[Entries from a page text collection]

————————

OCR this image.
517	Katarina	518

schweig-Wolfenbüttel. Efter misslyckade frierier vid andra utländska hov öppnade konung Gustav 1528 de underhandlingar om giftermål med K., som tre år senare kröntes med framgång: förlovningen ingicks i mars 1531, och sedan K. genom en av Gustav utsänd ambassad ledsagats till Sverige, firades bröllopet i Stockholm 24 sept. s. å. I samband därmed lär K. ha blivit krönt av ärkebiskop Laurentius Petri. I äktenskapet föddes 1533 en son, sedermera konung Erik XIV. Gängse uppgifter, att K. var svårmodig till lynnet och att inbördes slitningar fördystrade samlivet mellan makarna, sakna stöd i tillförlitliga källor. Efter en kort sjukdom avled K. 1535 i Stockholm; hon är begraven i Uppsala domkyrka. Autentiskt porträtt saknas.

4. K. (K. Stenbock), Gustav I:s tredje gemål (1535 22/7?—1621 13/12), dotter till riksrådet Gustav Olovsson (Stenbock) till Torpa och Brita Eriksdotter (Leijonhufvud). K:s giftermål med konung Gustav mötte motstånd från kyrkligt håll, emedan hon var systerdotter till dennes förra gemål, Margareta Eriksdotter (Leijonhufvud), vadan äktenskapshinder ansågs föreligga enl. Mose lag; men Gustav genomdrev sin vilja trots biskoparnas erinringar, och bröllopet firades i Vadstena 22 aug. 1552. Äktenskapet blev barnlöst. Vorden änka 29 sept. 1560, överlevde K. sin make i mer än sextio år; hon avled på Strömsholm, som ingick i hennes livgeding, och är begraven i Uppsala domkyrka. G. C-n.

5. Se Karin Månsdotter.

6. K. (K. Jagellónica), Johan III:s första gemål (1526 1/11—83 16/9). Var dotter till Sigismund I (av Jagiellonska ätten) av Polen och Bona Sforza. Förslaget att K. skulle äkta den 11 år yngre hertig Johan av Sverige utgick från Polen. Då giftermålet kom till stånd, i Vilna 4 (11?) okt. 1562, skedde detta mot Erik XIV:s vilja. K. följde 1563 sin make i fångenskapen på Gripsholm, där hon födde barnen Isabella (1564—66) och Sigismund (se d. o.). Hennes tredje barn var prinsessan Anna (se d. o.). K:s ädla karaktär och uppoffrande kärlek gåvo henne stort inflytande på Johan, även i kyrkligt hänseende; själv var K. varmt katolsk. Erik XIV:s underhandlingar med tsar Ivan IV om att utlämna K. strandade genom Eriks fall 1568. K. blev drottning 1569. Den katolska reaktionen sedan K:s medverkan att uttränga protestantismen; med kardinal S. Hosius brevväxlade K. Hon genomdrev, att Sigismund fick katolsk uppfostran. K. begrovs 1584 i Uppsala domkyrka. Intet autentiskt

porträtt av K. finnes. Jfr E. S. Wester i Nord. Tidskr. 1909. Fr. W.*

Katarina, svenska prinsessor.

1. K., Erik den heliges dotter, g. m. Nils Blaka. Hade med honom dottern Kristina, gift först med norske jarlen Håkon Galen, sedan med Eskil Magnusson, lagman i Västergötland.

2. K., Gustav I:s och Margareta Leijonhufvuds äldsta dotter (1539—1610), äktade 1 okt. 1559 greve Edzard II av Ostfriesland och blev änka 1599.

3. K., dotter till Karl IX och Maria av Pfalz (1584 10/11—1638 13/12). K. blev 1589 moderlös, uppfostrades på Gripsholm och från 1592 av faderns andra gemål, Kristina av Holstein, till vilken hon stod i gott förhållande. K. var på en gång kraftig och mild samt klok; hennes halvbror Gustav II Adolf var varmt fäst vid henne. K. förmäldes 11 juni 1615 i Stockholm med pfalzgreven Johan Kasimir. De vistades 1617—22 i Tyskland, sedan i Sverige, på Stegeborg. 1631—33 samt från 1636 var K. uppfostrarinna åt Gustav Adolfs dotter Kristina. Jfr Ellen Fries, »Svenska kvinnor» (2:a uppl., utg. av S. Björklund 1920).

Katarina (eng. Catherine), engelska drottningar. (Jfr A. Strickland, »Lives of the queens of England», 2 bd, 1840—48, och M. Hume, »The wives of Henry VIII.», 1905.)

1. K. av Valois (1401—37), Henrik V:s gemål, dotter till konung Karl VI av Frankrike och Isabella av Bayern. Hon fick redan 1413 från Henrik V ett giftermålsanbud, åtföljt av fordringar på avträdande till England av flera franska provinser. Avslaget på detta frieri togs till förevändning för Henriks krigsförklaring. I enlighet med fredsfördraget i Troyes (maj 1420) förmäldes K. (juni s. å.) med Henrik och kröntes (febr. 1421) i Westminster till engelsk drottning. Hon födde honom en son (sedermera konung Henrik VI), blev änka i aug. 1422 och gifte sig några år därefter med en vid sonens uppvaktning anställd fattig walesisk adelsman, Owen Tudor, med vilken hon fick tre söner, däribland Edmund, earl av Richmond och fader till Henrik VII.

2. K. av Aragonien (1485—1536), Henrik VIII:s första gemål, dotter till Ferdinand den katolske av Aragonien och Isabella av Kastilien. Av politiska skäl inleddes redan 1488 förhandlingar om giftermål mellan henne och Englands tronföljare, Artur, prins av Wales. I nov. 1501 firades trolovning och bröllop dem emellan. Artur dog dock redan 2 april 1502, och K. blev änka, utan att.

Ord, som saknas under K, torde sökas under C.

————————

• _EXERCISE DIRECTIONS_: Only an exact copy of the entries above will do.

• _TASK RESPONSE_:
OCR this image.
517	Katarina	518

schweig-Wolfenbüttel. Efter misslyckade frierier vid andra utländska hov öppnade konung Gustav 1528 de underhandlingar om giftermål med K., som tre år senare kröntes med framgång: förlovningen ingicks i mars 1531, och sedan K. genom en av Gustav utsänd ambassad ledsagats till Sverige, firades bröllopet i Stockholm 24 sept. s. å. I samband därmed lär K. ha blivit krönt av ärkebiskop Laurentius Petri. I äktenskapet föddes 1533 en son, sedermera konung Erik XIV. Gängse uppgifter, att K. var svårmodig till lynnet och att inbördes slitningar fördystrade samlivet mellan makarna, sakna stöd i tillförlitliga källor. Efter en kort sjukdom avled K. 1535 i Stockholm; hon är begraven i Uppsala domkyrka. Autentiskt porträtt saknas.

4. K. (K. Stenbock), Gustav I:s tredje gemål (1535 22/7?—1621 13/12), dotter till riksrådet Gustav Olovsson (Stenbock) till Torpa och Brita Eriksdotter (Leijonhufvud). K:s giftermål med konung Gustav mötte motstånd från kyrkligt håll, emedan hon var systerdotter till dennes förra gemål, Margareta Eriksdotter (Leijonhufvud), vadan äktenskapshinder ansågs föreligga enl. Mose lag; men Gustav genomdrev sin vilja trots biskoparnas erinringar, och bröllopet firades i Vadstena 22 aug. 1552. Äktenskapet blev barnlöst. Vorden änka 29 sept. 1560, överlevde K. sin make i mer än sextio år; hon avled på Strömsholm, som ingick i hennes livgeding, och är begraven i Uppsala domkyrka. G. C-n.

5. Se Karin Månsdotter.

6. K. (K. Jagellónica), Johan III:s första gemål (1526 1/11—83 16/9). Var dotter till Sigismund I (av Jagiellonska ätten) av Polen och Bona Sforza. Förslaget att K. skulle äkta den 11 år yngre hertig Johan av Sverige utgick från Polen. Då giftermålet kom till stånd, i Vilna 4 (11?) okt. 1562, skedde detta mot Erik XIV:s vilja. K. följde 1563 sin make i fångenskapen på Gripsholm, där hon födde barnen Isabella (1564—66) och Sigismund (se d. o.). Hennes tredje barn var prinsessan Anna (se d. o.). K:s ädla karaktär och uppoffrande kärlek gåvo henne stort inflytande på Johan, även i kyrkligt hänseende; själv var K. varmt katolsk. Erik XIV:s underhandlingar med tsar Ivan IV om att utlämna K. strandade genom Eriks fall 1568. K. blev drottning 1569. Den katolska reaktionen sedan K:s medverkan att uttränga protestantismen; med kardinal S. Hosius brevväxlade K. Hon genomdrev, att Sigismund fick katolsk uppfostran. K. begrovs 1584 i Uppsala domkyrka. Intet autentiskt

porträtt av K. finnes. Jfr E. S. Wester i Nord. Tidskr. 1909. Fr. W.*

Katarina, svenska prinsessor.

1. K., Erik den heliges dotter, g. m. Nils Blaka. Hade med honom dottern Kristina, gift först med norske jarlen Håkon Galen, sedan med Eskil Magnusson, lagman i Västergötland.

2. K., Gustav I:s och Margareta Leijonhufvuds äldsta dotter (1539—1610), äktade 1 okt. 1559 greve Edzard II av Ostfriesland och blev änka 1599.

3. K., dotter till Karl IX och Maria av Pfalz (1584 10/11—1638 13/12). K. blev 1589 moderlös, uppfostrades på Gripsholm och från 1592 av faderns andra gemål, Kristina av Holstein, till vilken hon stod i gott förhållande. K. var på en gång kraftig och mild samt klok; hennes halvbror Gustav II Adolf var varmt fäst vid henne. K. förmäldes 11 juni 1615 i Stockholm med pfalzgreven Johan Kasimir. De vistades 1617—22 i Tyskland, sedan i Sverige, på Stegeborg. 1631—33 samt från 1636 var K. uppfostrarinna åt Gustav Adolfs dotter Kristina. Jfr Ellen Fries, »Svenska kvinnor» (2:a uppl., utg. av S. Björklund 1920).

Katarina (eng. Catherine), engelska drottningar. (Jfr A. Strickland, »Lives of the queens of England», 2 bd, 1840—48, och M. Hume, »The wives of Henry VIII.», 1905.)

1. K. av Valois (1401—37), Henrik V:s gemål, dotter till konung Karl VI av Frankrike och Isabella av Bayern. Hon fick redan 1413 från Henrik V ett giftermålsanbud, åtföljt av fordringar på avträdande till England av flera franska provinser. Avslaget på detta frieri togs till förevändning för Henriks krigsförklaring. I enlighet med fredsfördraget i Troyes (maj 1420) förmäldes K. (juni s. å.) med Henrik och kröntes (febr. 1421) i Westminster till engelsk drottning. Hon födde honom en son (sedermera konung Henrik VI), blev änka i aug. 1422 och gifte sig några år därefter med en vid sonens uppvaktning anställd fattig walesisk adelsman, Owen Tudor, med vilken hon fick tre söner, däribland Edmund, earl av Richmond och fader till Henrik VII.

2. K. av Aragonien (1485—1536), Henrik VIII:s första gemål, dotter till Ferdinand den katolske av Aragonien och Isabella av Kastilien. Av politiska skäl inleddes redan 1488 förhandlingar om giftermål mellan henne och Englands tronföljare, Artur, prins av Wales. I nov. 1501 firades trolovning och bröllop dem emellan. Artur dog dock redan 2 april 1502, och K. blev änka, utan att.

Ord, som saknas under K, torde sökas under C.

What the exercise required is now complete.